Items:
_ _ _ _ _ _ _

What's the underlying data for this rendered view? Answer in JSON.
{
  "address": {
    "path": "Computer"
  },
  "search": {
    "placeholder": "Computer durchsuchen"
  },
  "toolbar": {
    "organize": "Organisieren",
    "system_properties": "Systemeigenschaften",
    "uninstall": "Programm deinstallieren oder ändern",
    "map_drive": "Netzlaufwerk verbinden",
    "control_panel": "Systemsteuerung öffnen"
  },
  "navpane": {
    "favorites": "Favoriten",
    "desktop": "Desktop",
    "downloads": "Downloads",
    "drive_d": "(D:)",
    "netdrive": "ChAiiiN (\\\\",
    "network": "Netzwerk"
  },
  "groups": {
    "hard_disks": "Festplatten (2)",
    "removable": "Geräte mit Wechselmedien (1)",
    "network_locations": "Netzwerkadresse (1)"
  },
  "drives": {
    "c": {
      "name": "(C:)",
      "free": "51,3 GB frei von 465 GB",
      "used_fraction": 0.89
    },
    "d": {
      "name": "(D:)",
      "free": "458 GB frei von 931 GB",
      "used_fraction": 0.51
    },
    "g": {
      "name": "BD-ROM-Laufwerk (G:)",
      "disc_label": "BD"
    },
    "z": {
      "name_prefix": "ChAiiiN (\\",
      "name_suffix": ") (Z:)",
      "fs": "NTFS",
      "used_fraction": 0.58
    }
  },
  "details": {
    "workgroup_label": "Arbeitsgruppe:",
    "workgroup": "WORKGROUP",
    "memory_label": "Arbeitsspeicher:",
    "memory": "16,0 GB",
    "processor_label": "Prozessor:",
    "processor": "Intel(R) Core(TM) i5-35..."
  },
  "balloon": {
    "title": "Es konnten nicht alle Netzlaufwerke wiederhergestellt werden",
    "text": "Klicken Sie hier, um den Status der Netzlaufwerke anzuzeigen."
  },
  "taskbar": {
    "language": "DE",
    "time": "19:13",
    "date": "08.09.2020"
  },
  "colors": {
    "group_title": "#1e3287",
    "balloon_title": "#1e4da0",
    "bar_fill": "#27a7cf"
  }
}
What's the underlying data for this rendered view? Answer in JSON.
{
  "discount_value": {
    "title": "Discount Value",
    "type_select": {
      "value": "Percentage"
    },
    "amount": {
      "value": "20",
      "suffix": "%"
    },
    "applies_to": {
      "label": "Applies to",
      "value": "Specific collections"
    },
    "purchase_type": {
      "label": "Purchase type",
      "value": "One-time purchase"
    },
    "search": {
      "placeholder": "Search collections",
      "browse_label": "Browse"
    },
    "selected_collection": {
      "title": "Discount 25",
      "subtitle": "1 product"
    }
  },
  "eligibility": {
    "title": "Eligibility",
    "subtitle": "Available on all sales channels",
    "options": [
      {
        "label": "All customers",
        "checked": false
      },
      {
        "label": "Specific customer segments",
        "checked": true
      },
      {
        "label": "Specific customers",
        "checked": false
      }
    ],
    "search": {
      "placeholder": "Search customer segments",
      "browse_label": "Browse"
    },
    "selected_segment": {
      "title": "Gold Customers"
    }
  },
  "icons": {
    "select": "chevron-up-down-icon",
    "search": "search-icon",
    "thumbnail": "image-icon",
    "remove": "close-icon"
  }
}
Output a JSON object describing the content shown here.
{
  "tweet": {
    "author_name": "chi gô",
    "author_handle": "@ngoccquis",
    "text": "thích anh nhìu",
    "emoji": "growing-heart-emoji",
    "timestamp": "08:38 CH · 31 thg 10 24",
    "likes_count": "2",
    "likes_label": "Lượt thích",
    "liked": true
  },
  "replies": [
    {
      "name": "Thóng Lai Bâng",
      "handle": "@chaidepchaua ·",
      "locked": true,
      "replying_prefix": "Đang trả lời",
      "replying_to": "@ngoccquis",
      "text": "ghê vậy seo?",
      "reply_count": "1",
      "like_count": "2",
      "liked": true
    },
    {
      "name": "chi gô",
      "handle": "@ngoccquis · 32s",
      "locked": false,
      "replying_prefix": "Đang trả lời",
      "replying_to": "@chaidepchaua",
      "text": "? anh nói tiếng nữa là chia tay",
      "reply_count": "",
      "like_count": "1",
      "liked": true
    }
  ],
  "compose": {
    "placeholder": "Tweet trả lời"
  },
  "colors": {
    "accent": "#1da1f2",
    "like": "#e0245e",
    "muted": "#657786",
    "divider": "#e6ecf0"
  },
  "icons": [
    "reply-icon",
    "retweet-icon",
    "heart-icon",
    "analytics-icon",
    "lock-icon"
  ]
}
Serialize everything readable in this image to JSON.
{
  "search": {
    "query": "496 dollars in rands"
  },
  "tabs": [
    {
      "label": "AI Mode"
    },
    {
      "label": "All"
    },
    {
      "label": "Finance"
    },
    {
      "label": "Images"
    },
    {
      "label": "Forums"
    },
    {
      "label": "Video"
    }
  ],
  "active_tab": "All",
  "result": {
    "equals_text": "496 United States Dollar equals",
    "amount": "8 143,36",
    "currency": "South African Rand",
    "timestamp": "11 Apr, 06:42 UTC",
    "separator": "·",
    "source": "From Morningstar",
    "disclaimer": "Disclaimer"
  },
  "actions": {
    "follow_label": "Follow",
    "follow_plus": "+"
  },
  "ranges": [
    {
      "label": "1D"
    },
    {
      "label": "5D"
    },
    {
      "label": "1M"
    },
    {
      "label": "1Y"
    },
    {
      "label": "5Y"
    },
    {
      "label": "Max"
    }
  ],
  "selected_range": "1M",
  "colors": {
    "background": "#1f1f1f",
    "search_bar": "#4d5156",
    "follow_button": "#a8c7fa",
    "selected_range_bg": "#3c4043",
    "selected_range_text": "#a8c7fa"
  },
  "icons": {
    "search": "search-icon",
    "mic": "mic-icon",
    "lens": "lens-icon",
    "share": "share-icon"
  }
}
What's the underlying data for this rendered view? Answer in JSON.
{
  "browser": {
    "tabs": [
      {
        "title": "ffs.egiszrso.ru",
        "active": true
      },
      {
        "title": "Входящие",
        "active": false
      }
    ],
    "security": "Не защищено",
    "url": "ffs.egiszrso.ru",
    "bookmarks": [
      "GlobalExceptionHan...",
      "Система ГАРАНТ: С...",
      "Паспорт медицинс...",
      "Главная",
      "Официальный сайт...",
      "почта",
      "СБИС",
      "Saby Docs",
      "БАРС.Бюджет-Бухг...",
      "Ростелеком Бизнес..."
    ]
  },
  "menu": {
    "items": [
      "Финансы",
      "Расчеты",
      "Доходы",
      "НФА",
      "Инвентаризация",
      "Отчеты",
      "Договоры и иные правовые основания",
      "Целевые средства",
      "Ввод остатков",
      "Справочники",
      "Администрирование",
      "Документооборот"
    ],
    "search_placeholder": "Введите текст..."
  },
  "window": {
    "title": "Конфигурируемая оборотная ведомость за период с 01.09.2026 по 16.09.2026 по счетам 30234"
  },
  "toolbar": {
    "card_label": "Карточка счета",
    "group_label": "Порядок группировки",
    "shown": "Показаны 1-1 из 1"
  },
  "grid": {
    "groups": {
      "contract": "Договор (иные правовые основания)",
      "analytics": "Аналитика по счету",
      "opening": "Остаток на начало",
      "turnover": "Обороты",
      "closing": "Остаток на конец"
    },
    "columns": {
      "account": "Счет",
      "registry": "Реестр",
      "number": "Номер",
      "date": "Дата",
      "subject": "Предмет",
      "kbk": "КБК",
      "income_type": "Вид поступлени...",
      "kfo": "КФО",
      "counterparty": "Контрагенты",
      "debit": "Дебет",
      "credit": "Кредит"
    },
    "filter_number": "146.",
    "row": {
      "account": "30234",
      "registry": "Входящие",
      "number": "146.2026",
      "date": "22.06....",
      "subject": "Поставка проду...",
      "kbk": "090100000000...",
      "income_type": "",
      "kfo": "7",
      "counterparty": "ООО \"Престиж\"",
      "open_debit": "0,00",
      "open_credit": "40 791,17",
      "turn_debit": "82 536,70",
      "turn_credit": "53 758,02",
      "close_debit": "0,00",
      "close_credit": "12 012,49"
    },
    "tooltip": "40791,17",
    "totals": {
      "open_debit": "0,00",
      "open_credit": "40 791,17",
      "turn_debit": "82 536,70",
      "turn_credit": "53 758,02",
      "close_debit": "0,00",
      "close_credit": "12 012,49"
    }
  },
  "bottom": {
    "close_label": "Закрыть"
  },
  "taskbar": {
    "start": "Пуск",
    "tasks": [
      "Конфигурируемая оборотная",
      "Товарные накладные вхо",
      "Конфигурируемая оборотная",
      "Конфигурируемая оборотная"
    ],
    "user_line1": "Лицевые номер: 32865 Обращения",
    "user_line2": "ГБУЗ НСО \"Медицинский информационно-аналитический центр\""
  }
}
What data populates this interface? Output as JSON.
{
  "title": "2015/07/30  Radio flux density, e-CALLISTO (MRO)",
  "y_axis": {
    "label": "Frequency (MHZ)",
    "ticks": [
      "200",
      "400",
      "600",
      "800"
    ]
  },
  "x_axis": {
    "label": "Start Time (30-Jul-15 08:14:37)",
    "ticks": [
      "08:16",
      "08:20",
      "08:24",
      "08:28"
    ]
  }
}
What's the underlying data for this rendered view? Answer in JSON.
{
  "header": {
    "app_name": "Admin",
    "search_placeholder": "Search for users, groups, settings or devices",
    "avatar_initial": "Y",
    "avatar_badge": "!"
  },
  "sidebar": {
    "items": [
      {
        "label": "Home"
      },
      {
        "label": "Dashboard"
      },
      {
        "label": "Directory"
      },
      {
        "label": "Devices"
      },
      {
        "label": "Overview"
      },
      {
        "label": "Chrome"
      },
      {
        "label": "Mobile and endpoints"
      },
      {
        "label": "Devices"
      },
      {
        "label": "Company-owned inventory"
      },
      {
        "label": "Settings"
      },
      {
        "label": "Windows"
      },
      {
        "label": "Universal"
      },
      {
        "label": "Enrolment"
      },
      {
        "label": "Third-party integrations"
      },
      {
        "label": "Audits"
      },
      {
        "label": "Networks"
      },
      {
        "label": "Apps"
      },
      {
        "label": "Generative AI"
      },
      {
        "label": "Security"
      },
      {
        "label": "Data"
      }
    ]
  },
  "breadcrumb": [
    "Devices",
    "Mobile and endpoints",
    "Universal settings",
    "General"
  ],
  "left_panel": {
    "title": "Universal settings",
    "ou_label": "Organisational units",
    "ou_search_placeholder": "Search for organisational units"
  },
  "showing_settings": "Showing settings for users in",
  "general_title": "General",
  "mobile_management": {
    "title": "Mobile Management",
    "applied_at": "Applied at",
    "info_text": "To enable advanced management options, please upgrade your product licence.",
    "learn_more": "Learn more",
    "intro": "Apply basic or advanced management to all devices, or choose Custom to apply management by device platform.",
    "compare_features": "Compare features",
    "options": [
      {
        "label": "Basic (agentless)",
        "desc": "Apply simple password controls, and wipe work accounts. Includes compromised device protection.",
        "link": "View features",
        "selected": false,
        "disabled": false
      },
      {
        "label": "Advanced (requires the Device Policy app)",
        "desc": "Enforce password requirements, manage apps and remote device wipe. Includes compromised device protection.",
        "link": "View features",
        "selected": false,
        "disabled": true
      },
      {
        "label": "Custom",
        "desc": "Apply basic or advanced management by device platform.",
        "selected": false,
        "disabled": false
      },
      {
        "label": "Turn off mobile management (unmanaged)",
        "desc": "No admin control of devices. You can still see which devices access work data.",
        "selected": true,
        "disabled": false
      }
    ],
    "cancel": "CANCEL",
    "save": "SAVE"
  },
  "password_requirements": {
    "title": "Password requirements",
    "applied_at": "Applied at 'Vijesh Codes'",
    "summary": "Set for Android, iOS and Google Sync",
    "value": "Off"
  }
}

_ _ _ _ _ _ _

What needs to be done: Search the data for "groups". Copy every matching line.

Expected output:
  "groups": {
    "groups": {
    "search_placeholder": "Search for users, groups, settings or devices",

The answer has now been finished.